■ Goal of the exercise: Collect each line containing "一般事務職".

■ Records to use:
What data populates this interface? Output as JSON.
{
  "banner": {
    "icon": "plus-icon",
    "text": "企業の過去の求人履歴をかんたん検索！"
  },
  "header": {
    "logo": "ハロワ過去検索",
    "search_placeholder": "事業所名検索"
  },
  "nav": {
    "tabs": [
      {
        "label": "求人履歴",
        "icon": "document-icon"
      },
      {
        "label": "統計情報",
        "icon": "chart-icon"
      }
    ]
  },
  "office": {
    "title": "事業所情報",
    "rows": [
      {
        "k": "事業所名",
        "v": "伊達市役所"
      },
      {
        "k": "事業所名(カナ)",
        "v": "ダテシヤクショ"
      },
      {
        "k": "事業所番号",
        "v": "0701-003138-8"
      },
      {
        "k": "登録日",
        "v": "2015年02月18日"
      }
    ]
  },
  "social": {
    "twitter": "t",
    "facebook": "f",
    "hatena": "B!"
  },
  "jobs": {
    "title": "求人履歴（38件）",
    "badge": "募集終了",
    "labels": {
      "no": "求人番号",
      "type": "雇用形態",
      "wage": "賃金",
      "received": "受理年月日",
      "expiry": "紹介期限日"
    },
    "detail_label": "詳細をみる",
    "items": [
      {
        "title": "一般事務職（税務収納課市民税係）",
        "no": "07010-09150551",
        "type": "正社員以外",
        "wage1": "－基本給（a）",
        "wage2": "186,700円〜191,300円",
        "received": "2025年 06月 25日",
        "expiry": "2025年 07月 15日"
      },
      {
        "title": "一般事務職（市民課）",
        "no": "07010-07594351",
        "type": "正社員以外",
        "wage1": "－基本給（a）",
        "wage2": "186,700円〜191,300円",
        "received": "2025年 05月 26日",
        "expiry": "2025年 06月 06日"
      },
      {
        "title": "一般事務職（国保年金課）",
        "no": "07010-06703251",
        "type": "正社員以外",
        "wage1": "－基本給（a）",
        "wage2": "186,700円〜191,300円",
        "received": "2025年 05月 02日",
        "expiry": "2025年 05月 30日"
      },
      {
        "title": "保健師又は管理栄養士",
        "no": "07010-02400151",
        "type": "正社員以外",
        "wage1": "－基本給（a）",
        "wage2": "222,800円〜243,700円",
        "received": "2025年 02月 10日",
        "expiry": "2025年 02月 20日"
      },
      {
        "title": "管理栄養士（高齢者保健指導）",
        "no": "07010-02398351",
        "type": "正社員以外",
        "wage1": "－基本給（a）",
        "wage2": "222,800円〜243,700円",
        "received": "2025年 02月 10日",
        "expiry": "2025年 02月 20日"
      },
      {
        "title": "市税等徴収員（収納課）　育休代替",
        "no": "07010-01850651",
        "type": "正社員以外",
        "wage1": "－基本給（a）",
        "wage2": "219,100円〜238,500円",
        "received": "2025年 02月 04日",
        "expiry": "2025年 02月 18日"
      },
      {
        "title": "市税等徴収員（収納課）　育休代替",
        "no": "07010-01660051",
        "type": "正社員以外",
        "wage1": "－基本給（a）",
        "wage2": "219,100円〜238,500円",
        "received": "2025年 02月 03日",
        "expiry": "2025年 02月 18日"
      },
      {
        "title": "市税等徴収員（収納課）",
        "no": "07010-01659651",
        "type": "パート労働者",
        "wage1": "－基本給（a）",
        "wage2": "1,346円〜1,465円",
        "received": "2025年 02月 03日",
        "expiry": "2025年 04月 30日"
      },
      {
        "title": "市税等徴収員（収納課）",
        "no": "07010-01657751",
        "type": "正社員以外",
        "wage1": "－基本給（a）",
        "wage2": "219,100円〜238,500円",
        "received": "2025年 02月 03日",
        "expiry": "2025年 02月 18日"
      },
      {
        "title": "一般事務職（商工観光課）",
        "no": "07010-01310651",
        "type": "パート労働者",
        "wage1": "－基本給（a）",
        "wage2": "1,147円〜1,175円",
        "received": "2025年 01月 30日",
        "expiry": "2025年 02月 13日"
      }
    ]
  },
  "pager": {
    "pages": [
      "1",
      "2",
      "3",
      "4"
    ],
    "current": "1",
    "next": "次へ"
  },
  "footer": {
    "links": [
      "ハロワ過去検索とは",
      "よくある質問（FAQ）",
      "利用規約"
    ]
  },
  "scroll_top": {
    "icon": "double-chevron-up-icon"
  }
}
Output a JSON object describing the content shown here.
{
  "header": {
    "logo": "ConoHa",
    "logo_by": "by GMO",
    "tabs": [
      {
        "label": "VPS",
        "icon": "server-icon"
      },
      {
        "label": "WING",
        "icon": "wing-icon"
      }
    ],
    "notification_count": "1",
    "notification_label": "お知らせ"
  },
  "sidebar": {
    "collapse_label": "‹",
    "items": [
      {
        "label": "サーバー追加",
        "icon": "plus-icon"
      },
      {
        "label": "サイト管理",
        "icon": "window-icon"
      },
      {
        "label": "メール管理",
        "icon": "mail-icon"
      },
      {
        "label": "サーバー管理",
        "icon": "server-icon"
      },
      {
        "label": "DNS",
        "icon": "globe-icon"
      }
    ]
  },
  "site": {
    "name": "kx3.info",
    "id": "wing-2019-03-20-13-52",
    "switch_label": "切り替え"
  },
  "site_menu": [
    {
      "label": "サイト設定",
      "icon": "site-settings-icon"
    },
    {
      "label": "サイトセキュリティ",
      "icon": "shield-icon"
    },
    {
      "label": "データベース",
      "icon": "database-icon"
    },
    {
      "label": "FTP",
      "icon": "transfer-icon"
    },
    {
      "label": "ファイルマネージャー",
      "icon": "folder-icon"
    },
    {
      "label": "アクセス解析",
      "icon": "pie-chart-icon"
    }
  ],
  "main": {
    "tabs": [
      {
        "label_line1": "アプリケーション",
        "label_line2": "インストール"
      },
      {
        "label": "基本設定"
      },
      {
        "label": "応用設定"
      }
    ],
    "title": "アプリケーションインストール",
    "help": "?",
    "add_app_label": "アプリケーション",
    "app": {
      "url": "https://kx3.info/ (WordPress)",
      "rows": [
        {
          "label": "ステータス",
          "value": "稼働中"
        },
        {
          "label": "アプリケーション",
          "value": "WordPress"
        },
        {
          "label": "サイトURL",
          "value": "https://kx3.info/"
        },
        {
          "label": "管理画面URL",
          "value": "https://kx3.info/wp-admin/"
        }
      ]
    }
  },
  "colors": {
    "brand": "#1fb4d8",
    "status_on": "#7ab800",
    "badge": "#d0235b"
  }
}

■ Answer to the problem:
        "title": "一般事務職（税務収納課市民税係）",
        "title": "一般事務職（市民課）",
        "title": "一般事務職（国保年金課）",
        "title": "一般事務職（商工観光課）",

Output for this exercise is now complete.